PROBLEM DETAILS>
Go through the listing and copy each line with the string "icon".
**** DATA FOR THIS EXERCISE
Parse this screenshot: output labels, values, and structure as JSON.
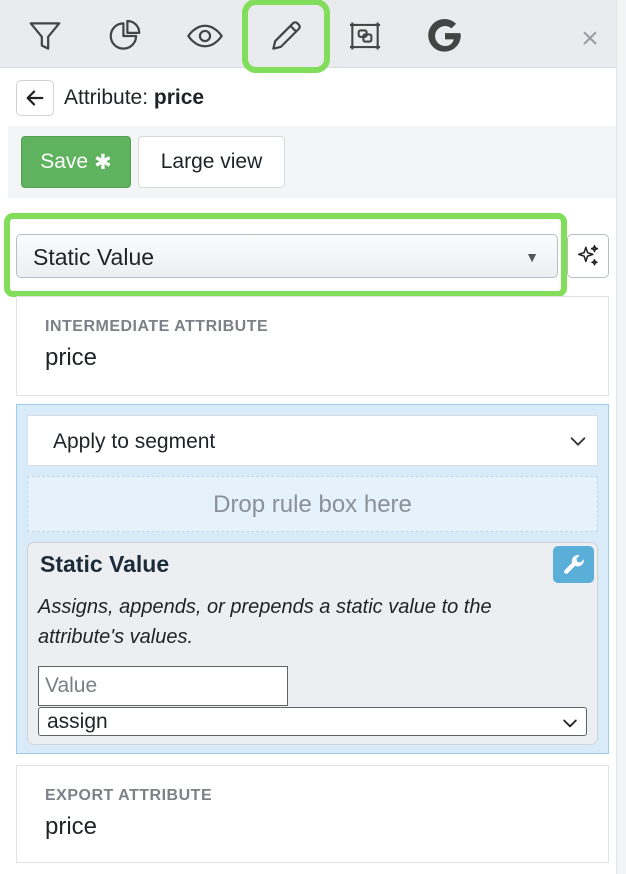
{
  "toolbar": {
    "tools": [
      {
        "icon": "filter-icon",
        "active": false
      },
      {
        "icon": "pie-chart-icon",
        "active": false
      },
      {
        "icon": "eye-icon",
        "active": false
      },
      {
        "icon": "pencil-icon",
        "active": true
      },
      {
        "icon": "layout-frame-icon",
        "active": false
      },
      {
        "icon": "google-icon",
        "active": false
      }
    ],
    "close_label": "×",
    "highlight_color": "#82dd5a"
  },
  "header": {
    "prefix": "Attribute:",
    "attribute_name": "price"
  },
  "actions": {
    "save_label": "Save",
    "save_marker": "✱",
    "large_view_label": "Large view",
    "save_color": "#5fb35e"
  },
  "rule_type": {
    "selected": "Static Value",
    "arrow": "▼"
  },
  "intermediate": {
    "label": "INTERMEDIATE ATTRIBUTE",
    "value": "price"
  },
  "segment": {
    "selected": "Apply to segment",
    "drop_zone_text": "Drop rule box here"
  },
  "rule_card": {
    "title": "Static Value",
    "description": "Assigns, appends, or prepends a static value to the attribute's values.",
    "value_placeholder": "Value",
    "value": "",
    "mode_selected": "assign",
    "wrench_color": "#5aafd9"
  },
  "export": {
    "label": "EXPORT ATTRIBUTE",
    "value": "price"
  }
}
********
TASK OUTPUT>
        "icon": "filter-icon",
        "icon": "pie-chart-icon",
        "icon": "eye-icon",
        "icon": "pencil-icon",
        "icon": "layout-frame-icon",
        "icon": "google-icon",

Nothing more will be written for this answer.